------ Selected excerpt ------

Table Of Contents

Previous topic

Public Data Commons

Next topic

Bionimbus PDC Resource Guide

This Page

Hadoop Resource Guide - OCC-Y and Skidmore

OCC-Y

Connecting to the OCC-Y Hadoop cluster:

  • You must log in to the available server. All files not stored in HDFS should be stored in

    your home directory. Your home directory is shared at the login node below.

    • Use occy.opensciencedatacloud.org to ssh to the login node.

      ssh -A username@occy.opensciencedatacloud.org

  • Once logged in you may issue commands as needed.

------ Items ------

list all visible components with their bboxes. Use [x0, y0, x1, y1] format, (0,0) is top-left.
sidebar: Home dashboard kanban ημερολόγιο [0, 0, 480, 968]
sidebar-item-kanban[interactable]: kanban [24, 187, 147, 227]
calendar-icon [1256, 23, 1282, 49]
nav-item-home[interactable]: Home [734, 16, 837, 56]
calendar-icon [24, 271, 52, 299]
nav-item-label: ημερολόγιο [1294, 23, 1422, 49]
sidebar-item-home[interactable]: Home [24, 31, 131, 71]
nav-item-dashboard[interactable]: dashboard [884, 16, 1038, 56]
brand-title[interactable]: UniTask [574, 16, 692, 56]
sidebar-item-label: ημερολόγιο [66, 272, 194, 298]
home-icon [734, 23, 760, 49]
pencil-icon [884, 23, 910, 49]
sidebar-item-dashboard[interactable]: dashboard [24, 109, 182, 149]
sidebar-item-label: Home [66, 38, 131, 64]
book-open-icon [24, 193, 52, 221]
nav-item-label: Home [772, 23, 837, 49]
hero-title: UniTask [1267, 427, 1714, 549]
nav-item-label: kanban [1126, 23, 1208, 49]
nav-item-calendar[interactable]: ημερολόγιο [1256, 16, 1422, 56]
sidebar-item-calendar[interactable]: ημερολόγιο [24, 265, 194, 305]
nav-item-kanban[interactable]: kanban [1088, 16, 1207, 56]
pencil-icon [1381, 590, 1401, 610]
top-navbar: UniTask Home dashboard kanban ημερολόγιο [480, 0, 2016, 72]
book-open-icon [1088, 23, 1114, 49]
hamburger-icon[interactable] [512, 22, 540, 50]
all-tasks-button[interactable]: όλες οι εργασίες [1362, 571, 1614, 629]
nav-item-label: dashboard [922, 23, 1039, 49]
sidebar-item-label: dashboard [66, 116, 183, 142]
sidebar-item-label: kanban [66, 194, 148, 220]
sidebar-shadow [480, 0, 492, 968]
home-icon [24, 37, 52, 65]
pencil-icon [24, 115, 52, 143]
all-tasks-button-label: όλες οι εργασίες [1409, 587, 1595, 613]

------

(Given instruction 1):
Rename "calendar-icon" to "date-icon" in the entries, starting at the first line and ending at the line that contains "nav-item-label: Home [772, 23, 837, 49]", and keep everything else unchanged.
(Given instruction 2):
Can you continue the Hadoop resource guide from where it stops?
The Hadoop guide and the entries come from unrelated sources.

(Task output 1):
list all visible components with their bboxes. Use [x0, y0, x1, y1] format, (0,0) is top-left.
sidebar: Home dashboard kanban ημερολόγιο [0, 0, 480, 968]
sidebar-item-kanban[interactable]: kanban [24, 187, 147, 227]
date-icon [1256, 23, 1282, 49]
nav-item-home[interactable]: Home [734, 16, 837, 56]
date-icon [24, 271, 52, 299]
nav-item-label: ημερολόγιο [1294, 23, 1422, 49]
sidebar-item-home[interactable]: Home [24, 31, 131, 71]
nav-item-dashboard[interactable]: dashboard [884, 16, 1038, 56]
brand-title[interactable]: UniTask [574, 16, 692, 56]
sidebar-item-label: ημερολόγιο [66, 272, 194, 298]
home-icon [734, 23, 760, 49]
pencil-icon [884, 23, 910, 49]
sidebar-item-dashboard[interactable]: dashboard [24, 109, 182, 149]
sidebar-item-label: Home [66, 38, 131, 64]
book-open-icon [24, 193, 52, 221]
nav-item-label: Home [772, 23, 837, 49]

(Task output 2):
    • example of seeing files in your hdfs directory:

      hadoop fs -ls  /user/$USER

    • example of launching a job:

      hadoop jar /opt/hadoop/hadoop-examples-0.20.203.0.jar wordcount /user/$USER/in/ /user/$USER/out/

Loading and Accessing Data on the OCC Y Hadoop Cluster:

  1. Before Hadoop jobs can be run over data it needs to be loaded into the Hadoop filesystem HDFS. Loading data in and out of the Hadoop cloud is done in two stages. First data must be loaded into your home directory. Then from there it is loaded into HDFS. All users have a home directory inside hdfs at /user/$USER. Please note that the HDFS filesystem is completely separate from the usual linux filesystem. Please only reference /user/$USER inside HDFS. Please use scp, sftp, rsync, or UDR to load data in and out of OCC Y.

  2. Once the files exist on your home directory they can be loaded into your HDFS directory at /user/$USER with the hadoop fs/dfs commands.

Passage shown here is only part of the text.